**WORK TO COMPLETE:** Find every line below that contains the word "JSON" and copy it out.
*** RECORDS PROVIDED ***
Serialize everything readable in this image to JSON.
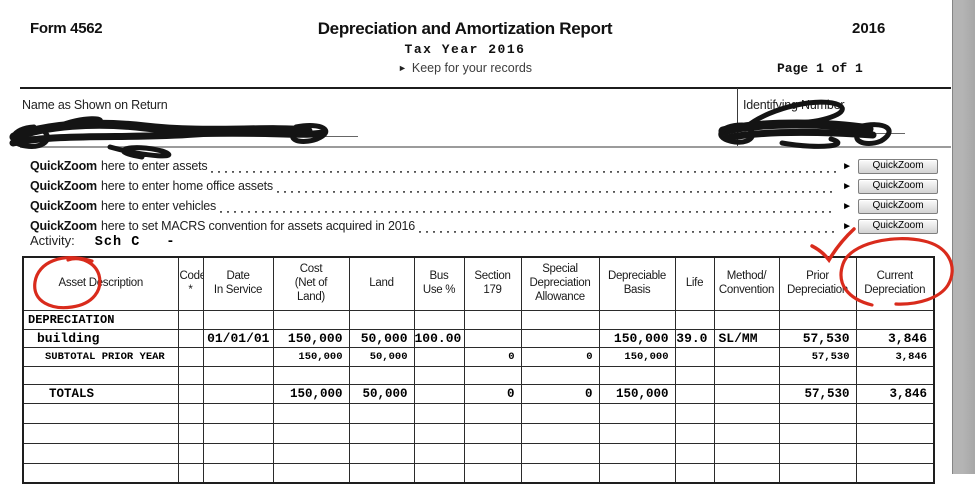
{
  "header": {
    "form_number": "Form 4562",
    "title": "Depreciation and Amortization Report",
    "year": "2016",
    "tax_year_line": "Tax Year 2016",
    "keep_arrow": "►",
    "keep_note": "Keep for your records",
    "page_label": "Page 1  of 1"
  },
  "identity": {
    "name_label": "Name as Shown on Return",
    "id_label": "Identifying Number"
  },
  "quickzoom": {
    "arrow": "►",
    "button_label": "QuickZoom",
    "rows": [
      {
        "keyword": "QuickZoom",
        "text": "here to enter assets"
      },
      {
        "keyword": "QuickZoom",
        "text": "here to enter home office assets"
      },
      {
        "keyword": "QuickZoom",
        "text": "here to enter vehicles"
      },
      {
        "keyword": "QuickZoom",
        "text": "here to set MACRS convention for assets acquired in 2016"
      }
    ]
  },
  "activity": {
    "label": "Activity:",
    "value": "Sch C",
    "suffix": "-"
  },
  "table": {
    "columns": [
      "Asset Description",
      "Code\n*",
      "Date\nIn Service",
      "Cost\n(Net of\nLand)",
      "Land",
      "Bus\nUse %",
      "Section\n179",
      "Special\nDepreciation\nAllowance",
      "Depreciable\nBasis",
      "Life",
      "Method/\nConvention",
      "Prior\nDepreciation",
      "Current\nDepreciation"
    ],
    "rows": [
      {
        "type": "section",
        "cells": [
          "DEPRECIATION",
          "",
          "",
          "",
          "",
          "",
          "",
          "",
          "",
          "",
          "",
          "",
          ""
        ]
      },
      {
        "type": "asset",
        "cells": [
          "building",
          "",
          "01/01/01",
          "150,000",
          "50,000",
          "100.00",
          "",
          "",
          "150,000",
          "39.0",
          "SL/MM",
          "57,530",
          "3,846"
        ]
      },
      {
        "type": "subtotal",
        "cells": [
          "SUBTOTAL PRIOR YEAR",
          "",
          "",
          "150,000",
          "50,000",
          "",
          "0",
          "0",
          "150,000",
          "",
          "",
          "57,530",
          "3,846"
        ]
      },
      {
        "type": "spacer",
        "cells": [
          "",
          "",
          "",
          "",
          "",
          "",
          "",
          "",
          "",
          "",
          "",
          "",
          ""
        ]
      },
      {
        "type": "totals",
        "cells": [
          "TOTALS",
          "",
          "",
          "150,000",
          "50,000",
          "",
          "0",
          "0",
          "150,000",
          "",
          "",
          "57,530",
          "3,846"
        ]
      },
      {
        "type": "empty",
        "cells": [
          "",
          "",
          "",
          "",
          "",
          "",
          "",
          "",
          "",
          "",
          "",
          "",
          ""
        ]
      },
      {
        "type": "empty",
        "cells": [
          "",
          "",
          "",
          "",
          "",
          "",
          "",
          "",
          "",
          "",
          "",
          "",
          ""
        ]
      },
      {
        "type": "empty",
        "cells": [
          "",
          "",
          "",
          "",
          "",
          "",
          "",
          "",
          "",
          "",
          "",
          "",
          ""
        ]
      },
      {
        "type": "empty",
        "cells": [
          "",
          "",
          "",
          "",
          "",
          "",
          "",
          "",
          "",
          "",
          "",
          "",
          ""
        ]
      }
    ]
  },
  "annotations": {
    "red_ink_color": "#d92b1c",
    "black_ink_color": "#141414",
    "marks": [
      "red-circle-around-asset-description",
      "red-checkmark-above-prior-depreciation",
      "red-circle-around-current-depreciation",
      "black-scribble-over-name",
      "black-scribble-over-identifying-number"
    ]
  },
  "window": {
    "right_strip_gray": "#adadad"
  }
}
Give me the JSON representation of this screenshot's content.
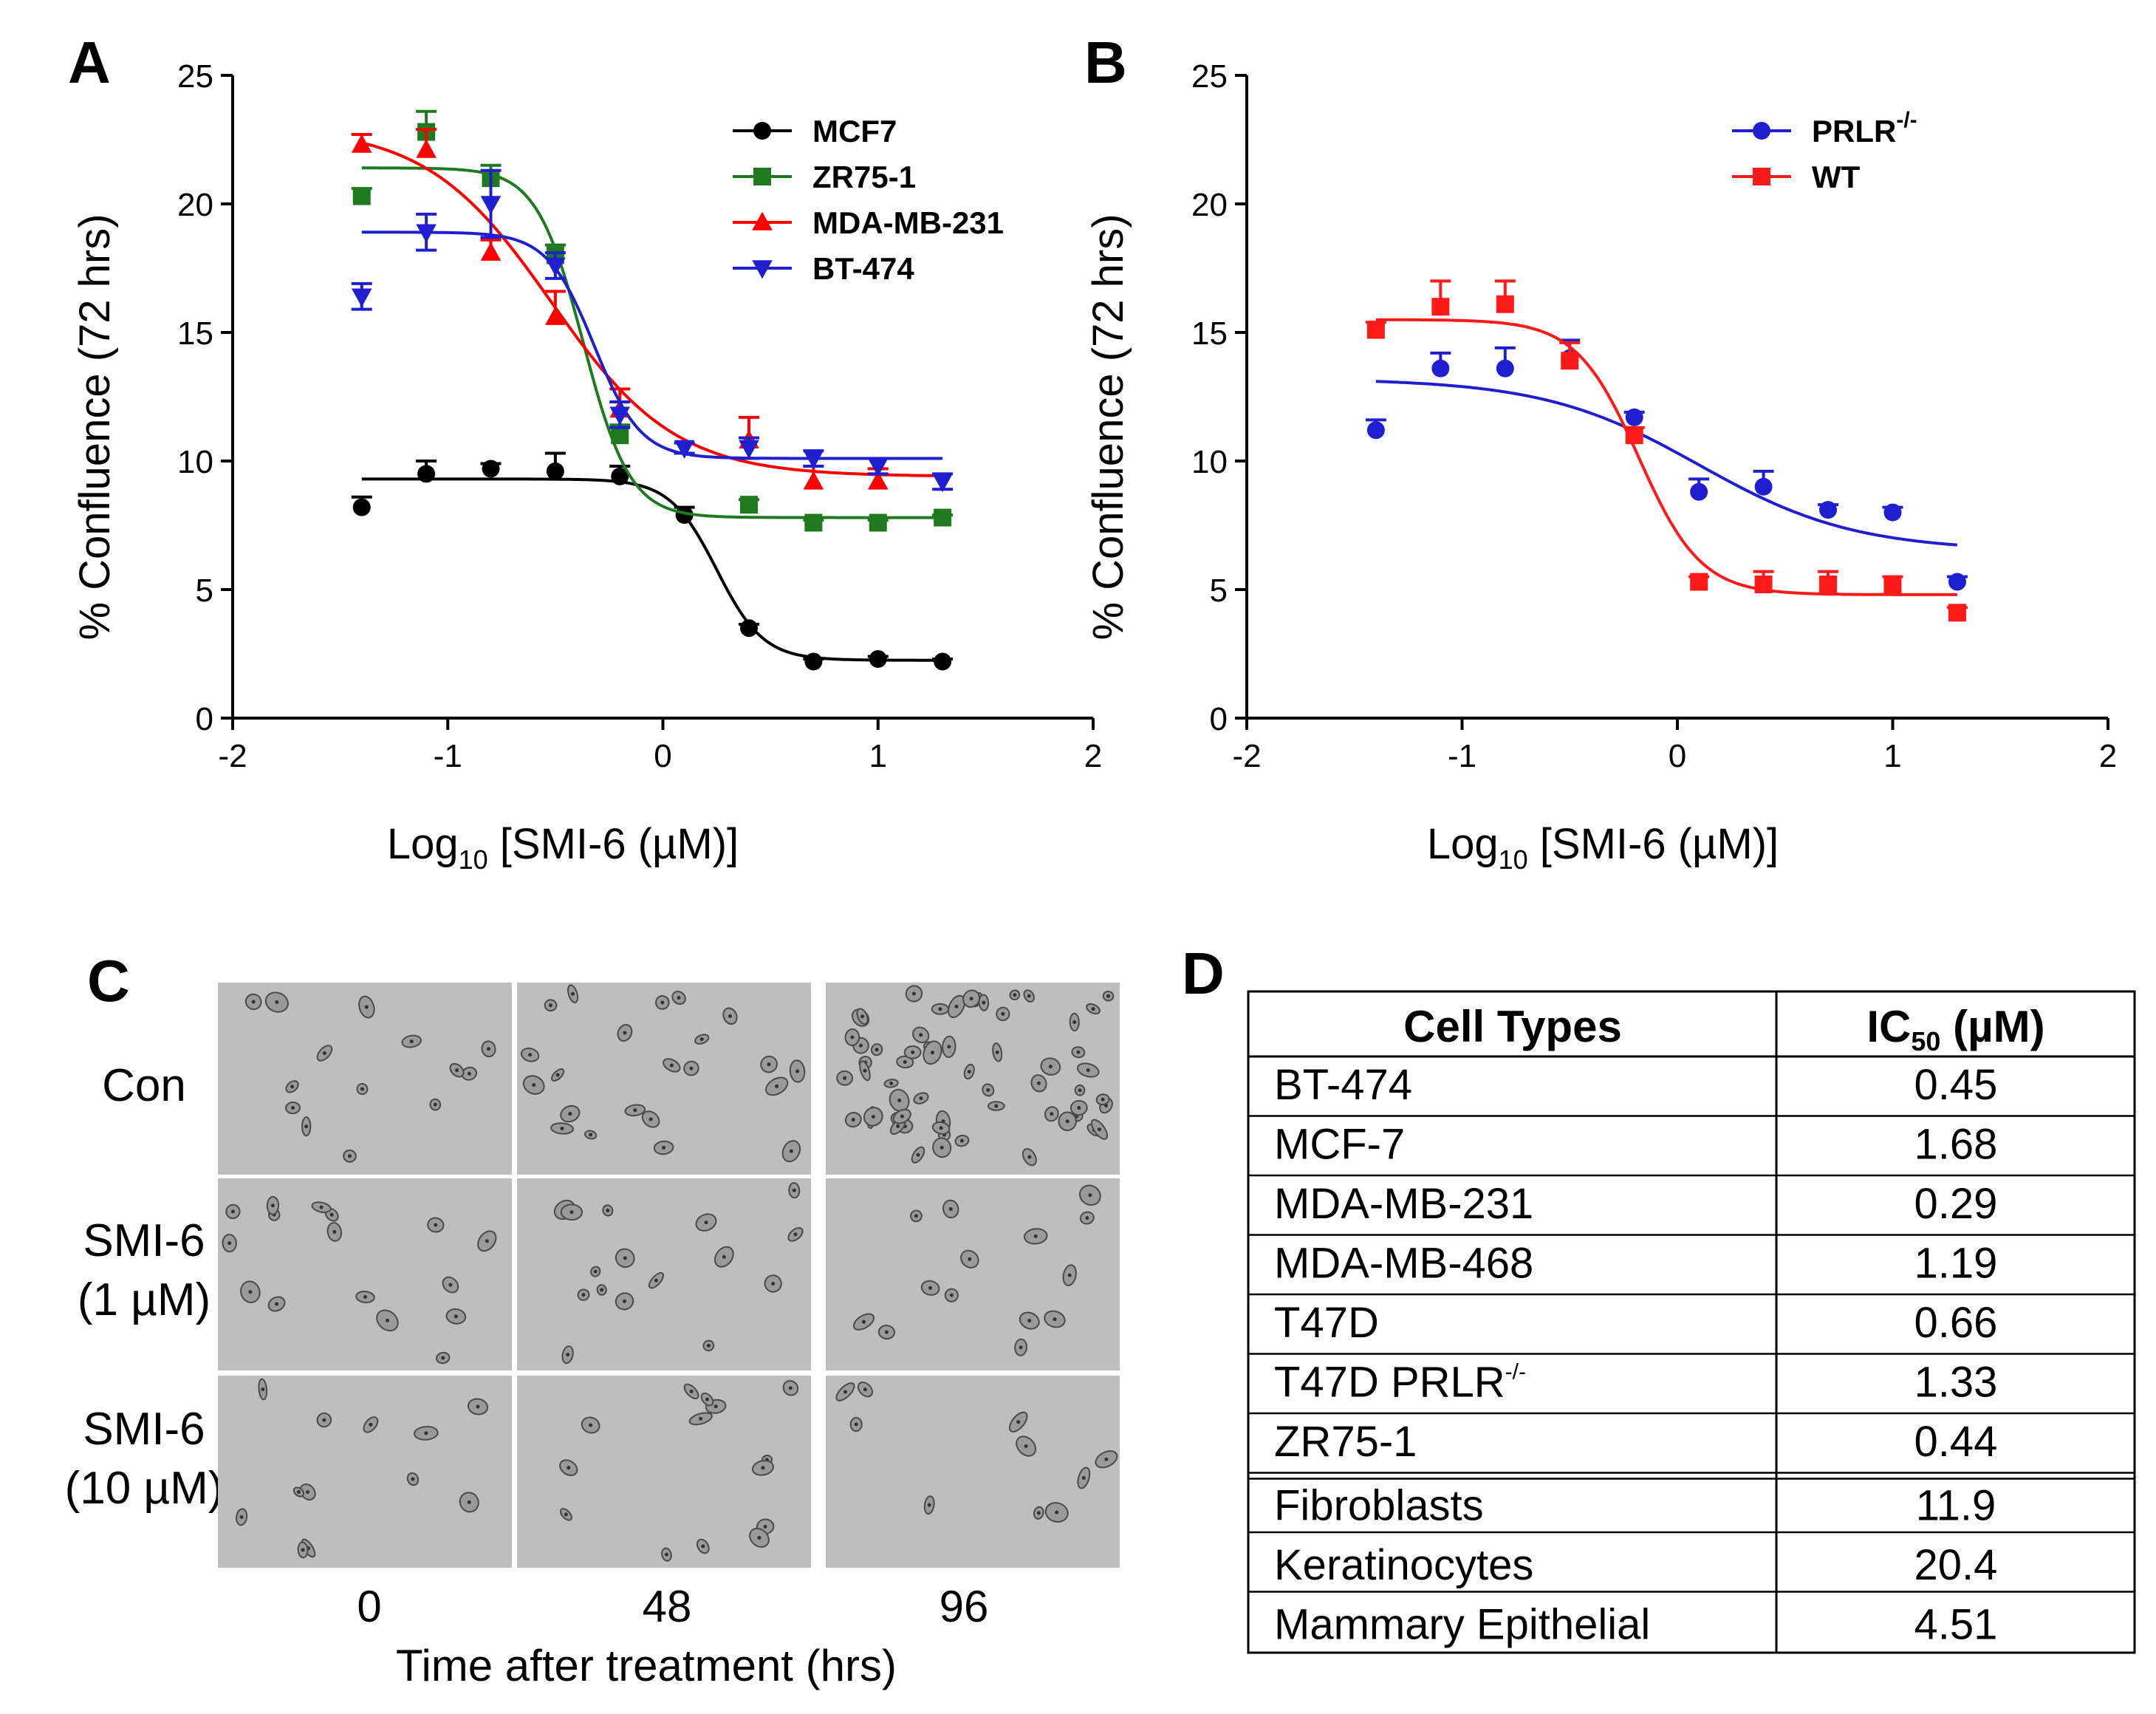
{
  "panels": {
    "A": "A",
    "B": "B",
    "C": "C",
    "D": "D"
  },
  "chart_data": [
    {
      "id": "A",
      "type": "line",
      "title": "",
      "xlabel": {
        "main": "Log",
        "sub": "10",
        "rest": " [SMI-6 (µM)]"
      },
      "ylabel": "% Confluence (72 hrs)",
      "xlim": [
        -2,
        2
      ],
      "ylim": [
        0,
        25
      ],
      "xticks": [
        -2,
        -1,
        0,
        1,
        2
      ],
      "yticks": [
        0,
        5,
        10,
        15,
        20,
        25
      ],
      "legend_position": "top-right",
      "series": [
        {
          "name": "MCF7",
          "color": "#000000",
          "marker": "circle",
          "x": [
            -1.4,
            -1.1,
            -0.8,
            -0.5,
            -0.2,
            0.1,
            0.4,
            0.7,
            1.0,
            1.3
          ],
          "y": [
            8.2,
            9.5,
            9.7,
            9.6,
            9.4,
            7.9,
            3.5,
            2.2,
            2.3,
            2.2
          ],
          "err": [
            0.4,
            0.5,
            0.2,
            0.7,
            0.4,
            0.3,
            0.15,
            0.1,
            0.1,
            0.1
          ],
          "fit": {
            "top": 9.3,
            "bottom": 2.25,
            "logec50": 0.25,
            "hill": 4.0
          }
        },
        {
          "name": "ZR75-1",
          "color": "#1f7a1f",
          "marker": "square",
          "x": [
            -1.4,
            -1.1,
            -0.8,
            -0.5,
            -0.2,
            0.4,
            0.7,
            1.0,
            1.3
          ],
          "y": [
            20.3,
            22.8,
            21.0,
            18.0,
            11.0,
            8.3,
            7.6,
            7.6,
            7.8
          ],
          "err": [
            0.3,
            0.8,
            0.5,
            0.4,
            0.4,
            0.2,
            0.1,
            0.1,
            0.1
          ],
          "fit": {
            "top": 21.4,
            "bottom": 7.8,
            "logec50": -0.37,
            "hill": 4.0
          }
        },
        {
          "name": "MDA-MB-231",
          "color": "#ff0000",
          "marker": "triangle-up",
          "x": [
            -1.4,
            -1.1,
            -0.8,
            -0.5,
            -0.2,
            0.4,
            0.7,
            1.0
          ],
          "y": [
            22.3,
            22.1,
            18.1,
            15.6,
            12.0,
            10.8,
            9.2,
            9.2
          ],
          "err": [
            0.4,
            0.8,
            0.5,
            1.0,
            0.8,
            0.9,
            0.6,
            0.5
          ],
          "fit": {
            "top": 23.0,
            "bottom": 9.4,
            "logec50": -0.52,
            "hill": 1.5
          }
        },
        {
          "name": "BT-474",
          "color": "#1f1fd0",
          "marker": "triangle-down",
          "x": [
            -1.4,
            -1.1,
            -0.8,
            -0.5,
            -0.2,
            0.1,
            0.4,
            0.7,
            1.0,
            1.3
          ],
          "y": [
            16.4,
            18.9,
            20.0,
            17.6,
            11.8,
            10.5,
            10.5,
            10.1,
            9.8,
            9.2
          ],
          "err": [
            0.5,
            0.7,
            1.3,
            0.5,
            0.5,
            0.2,
            0.4,
            0.3,
            0.3,
            0.3
          ],
          "fit": {
            "top": 18.9,
            "bottom": 10.1,
            "logec50": -0.32,
            "hill": 4.0
          }
        }
      ]
    },
    {
      "id": "B",
      "type": "line",
      "title": "",
      "xlabel": {
        "main": "Log",
        "sub": "10",
        "rest": " [SMI-6 (µM)]"
      },
      "ylabel": "% Confluence (72 hrs)",
      "xlim": [
        -2,
        2
      ],
      "ylim": [
        0,
        25
      ],
      "xticks": [
        -2,
        -1,
        0,
        1,
        2
      ],
      "yticks": [
        0,
        5,
        10,
        15,
        20,
        25
      ],
      "legend_position": "top-right",
      "series": [
        {
          "name": "PRLR",
          "name_sup": "-/-",
          "color": "#1f1fd0",
          "marker": "circle",
          "x": [
            -1.4,
            -1.1,
            -0.8,
            -0.5,
            -0.2,
            0.1,
            0.4,
            0.7,
            1.0,
            1.3
          ],
          "y": [
            11.2,
            13.6,
            13.6,
            14.0,
            11.7,
            8.8,
            9.0,
            8.1,
            8.0,
            5.3
          ],
          "err": [
            0.4,
            0.6,
            0.8,
            0.7,
            0.2,
            0.5,
            0.6,
            0.2,
            0.2,
            0.2
          ],
          "fit": {
            "top": 13.2,
            "bottom": 6.5,
            "logec50": 0.1,
            "hill": 1.2
          }
        },
        {
          "name": "WT",
          "name_sup": "",
          "color": "#ff1a1a",
          "marker": "square",
          "x": [
            -1.4,
            -1.1,
            -0.8,
            -0.5,
            -0.2,
            0.1,
            0.4,
            0.7,
            1.0,
            1.3
          ],
          "y": [
            15.1,
            16.0,
            16.1,
            13.9,
            11.0,
            5.3,
            5.2,
            5.2,
            5.2,
            4.1
          ],
          "err": [
            0.3,
            1.0,
            0.9,
            0.7,
            0.3,
            0.2,
            0.5,
            0.5,
            0.3,
            0.2
          ],
          "fit": {
            "top": 15.5,
            "bottom": 4.8,
            "logec50": -0.18,
            "hill": 3.0
          }
        }
      ]
    },
    {
      "id": "D",
      "type": "table",
      "headers": [
        {
          "main": "Cell Types"
        },
        {
          "main": "IC",
          "sub": "50",
          "rest": " (µM)"
        }
      ],
      "rows": [
        {
          "cell": "BT-474",
          "sup": "",
          "value": "0.45"
        },
        {
          "cell": "MCF-7",
          "sup": "",
          "value": "1.68"
        },
        {
          "cell": "MDA-MB-231",
          "sup": "",
          "value": "0.29"
        },
        {
          "cell": "MDA-MB-468",
          "sup": "",
          "value": "1.19"
        },
        {
          "cell": "T47D",
          "sup": "",
          "value": "0.66"
        },
        {
          "cell": "T47D PRLR",
          "sup": "-/-",
          "value": "1.33"
        },
        {
          "cell": "ZR75-1",
          "sup": "",
          "value": "0.44"
        },
        {
          "cell": "Fibroblasts",
          "sup": "",
          "value": "11.9"
        },
        {
          "cell": "Keratinocytes",
          "sup": "",
          "value": "20.4"
        },
        {
          "cell": "Mammary Epithelial",
          "sup": "",
          "value": "4.51"
        }
      ]
    }
  ],
  "micrographs": {
    "rows": [
      {
        "label_lines": [
          "Con"
        ],
        "density": [
          14,
          22,
          60
        ]
      },
      {
        "label_lines": [
          "SMI-6",
          "(1 µM)"
        ],
        "density": [
          16,
          16,
          14
        ]
      },
      {
        "label_lines": [
          "SMI-6",
          "(10 µM)"
        ],
        "density": [
          12,
          14,
          10
        ]
      }
    ],
    "time_labels": [
      "0",
      "48",
      "96"
    ],
    "time_axis_title": "Time after treatment (hrs)"
  }
}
***
**SOLVED PROBLEM:**
Serialize everything readable in this image to JSON.
Give me the JSON representation of this screenshot's content.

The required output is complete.